(Records contained in a dataset)

>>>>>

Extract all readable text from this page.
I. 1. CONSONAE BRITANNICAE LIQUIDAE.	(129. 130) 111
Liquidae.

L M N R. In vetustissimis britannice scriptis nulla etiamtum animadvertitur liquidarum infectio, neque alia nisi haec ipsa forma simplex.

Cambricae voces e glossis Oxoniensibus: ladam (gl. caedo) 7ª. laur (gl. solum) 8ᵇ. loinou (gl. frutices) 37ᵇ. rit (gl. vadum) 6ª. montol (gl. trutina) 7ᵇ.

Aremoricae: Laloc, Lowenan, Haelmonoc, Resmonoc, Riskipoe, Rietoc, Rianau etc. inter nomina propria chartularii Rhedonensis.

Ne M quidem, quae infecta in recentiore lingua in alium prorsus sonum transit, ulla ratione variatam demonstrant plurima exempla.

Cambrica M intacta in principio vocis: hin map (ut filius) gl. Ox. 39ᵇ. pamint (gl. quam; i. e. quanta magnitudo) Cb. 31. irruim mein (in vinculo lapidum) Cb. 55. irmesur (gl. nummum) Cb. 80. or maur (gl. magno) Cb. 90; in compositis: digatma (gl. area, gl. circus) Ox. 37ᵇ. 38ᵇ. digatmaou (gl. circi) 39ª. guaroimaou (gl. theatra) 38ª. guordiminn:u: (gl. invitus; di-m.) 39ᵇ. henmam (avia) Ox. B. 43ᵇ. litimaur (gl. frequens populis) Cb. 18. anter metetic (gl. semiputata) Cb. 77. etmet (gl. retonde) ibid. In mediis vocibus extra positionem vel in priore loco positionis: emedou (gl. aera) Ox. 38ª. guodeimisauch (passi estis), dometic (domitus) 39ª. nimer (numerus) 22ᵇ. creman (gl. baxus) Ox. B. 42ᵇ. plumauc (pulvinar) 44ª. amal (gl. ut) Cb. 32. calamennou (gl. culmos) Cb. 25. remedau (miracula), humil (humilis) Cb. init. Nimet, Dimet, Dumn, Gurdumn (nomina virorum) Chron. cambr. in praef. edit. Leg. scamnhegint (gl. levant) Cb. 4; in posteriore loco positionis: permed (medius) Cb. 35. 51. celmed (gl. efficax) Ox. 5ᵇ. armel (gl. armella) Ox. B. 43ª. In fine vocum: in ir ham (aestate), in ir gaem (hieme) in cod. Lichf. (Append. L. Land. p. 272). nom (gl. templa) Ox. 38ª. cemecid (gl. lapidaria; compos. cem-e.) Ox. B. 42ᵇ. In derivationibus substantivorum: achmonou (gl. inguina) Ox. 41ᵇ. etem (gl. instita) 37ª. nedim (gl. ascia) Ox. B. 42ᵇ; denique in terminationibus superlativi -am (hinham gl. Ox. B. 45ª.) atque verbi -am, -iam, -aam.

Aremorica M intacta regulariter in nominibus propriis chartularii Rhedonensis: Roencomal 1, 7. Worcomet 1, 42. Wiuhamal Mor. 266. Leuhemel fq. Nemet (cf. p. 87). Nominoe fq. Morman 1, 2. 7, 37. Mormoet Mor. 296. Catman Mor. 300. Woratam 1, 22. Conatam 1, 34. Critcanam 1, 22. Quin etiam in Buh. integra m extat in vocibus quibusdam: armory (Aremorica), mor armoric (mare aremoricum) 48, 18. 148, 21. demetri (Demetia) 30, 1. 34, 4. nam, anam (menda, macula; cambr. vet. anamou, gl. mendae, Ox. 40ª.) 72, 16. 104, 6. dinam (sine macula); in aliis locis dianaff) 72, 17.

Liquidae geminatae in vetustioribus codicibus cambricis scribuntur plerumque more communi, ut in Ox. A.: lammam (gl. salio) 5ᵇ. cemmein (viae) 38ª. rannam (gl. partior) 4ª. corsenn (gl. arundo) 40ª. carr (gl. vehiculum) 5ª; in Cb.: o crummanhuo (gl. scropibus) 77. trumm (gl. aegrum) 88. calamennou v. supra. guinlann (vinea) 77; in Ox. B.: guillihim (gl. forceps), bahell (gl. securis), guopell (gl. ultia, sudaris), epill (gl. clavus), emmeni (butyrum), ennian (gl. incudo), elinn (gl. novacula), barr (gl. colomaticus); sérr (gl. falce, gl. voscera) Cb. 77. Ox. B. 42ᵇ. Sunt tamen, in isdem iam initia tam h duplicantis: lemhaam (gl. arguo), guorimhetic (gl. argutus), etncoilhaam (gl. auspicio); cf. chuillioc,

<<<<<

(THE EXERCISE) Tell how many lines of the data include the word "chartularii", and nothing else.

(EXERCISE RESULT) 2